▸ **Do this**
Report all lines holding "color".

## START Dataset rows

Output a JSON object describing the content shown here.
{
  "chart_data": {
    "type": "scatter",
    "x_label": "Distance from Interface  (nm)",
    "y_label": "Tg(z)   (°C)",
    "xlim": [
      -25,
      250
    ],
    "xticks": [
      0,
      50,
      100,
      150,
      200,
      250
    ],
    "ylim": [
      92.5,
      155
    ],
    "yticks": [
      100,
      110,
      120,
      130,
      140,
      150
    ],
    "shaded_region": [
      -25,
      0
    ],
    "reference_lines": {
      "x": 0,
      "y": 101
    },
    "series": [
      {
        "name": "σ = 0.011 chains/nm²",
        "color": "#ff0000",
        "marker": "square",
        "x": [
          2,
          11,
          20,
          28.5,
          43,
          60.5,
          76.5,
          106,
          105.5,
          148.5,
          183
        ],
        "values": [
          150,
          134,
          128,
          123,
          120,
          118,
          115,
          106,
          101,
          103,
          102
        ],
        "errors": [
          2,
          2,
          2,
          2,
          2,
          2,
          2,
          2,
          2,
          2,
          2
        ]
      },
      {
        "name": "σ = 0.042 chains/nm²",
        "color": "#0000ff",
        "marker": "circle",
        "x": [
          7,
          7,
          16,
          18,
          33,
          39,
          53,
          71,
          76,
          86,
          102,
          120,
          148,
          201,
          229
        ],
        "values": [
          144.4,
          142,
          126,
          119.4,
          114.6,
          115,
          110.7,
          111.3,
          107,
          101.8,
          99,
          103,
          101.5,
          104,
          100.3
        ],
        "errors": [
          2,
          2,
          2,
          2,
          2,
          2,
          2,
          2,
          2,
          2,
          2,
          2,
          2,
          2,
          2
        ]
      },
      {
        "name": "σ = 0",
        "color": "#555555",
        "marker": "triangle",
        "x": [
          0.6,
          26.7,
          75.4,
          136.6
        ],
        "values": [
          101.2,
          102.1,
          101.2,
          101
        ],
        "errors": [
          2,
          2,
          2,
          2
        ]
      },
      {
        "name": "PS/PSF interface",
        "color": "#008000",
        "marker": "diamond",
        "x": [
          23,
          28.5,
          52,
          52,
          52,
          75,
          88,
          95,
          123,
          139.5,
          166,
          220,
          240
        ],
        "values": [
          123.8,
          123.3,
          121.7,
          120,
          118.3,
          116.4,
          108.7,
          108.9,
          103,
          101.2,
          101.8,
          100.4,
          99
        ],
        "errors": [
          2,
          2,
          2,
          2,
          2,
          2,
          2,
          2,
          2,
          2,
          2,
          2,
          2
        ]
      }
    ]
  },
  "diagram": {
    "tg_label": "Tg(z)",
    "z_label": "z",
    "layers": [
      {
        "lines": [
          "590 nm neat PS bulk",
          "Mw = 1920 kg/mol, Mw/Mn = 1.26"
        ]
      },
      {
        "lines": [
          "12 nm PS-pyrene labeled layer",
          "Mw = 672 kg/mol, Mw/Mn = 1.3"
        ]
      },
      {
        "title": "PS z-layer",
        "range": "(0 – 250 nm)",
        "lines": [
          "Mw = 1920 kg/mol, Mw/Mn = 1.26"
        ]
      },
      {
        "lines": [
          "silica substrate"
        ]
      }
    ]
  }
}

## END Dataset rows

▸ **Result of this task**
        "color": "#ff0000",
        "color": "#0000ff",
        "color": "#555555",
        "color": "#008000",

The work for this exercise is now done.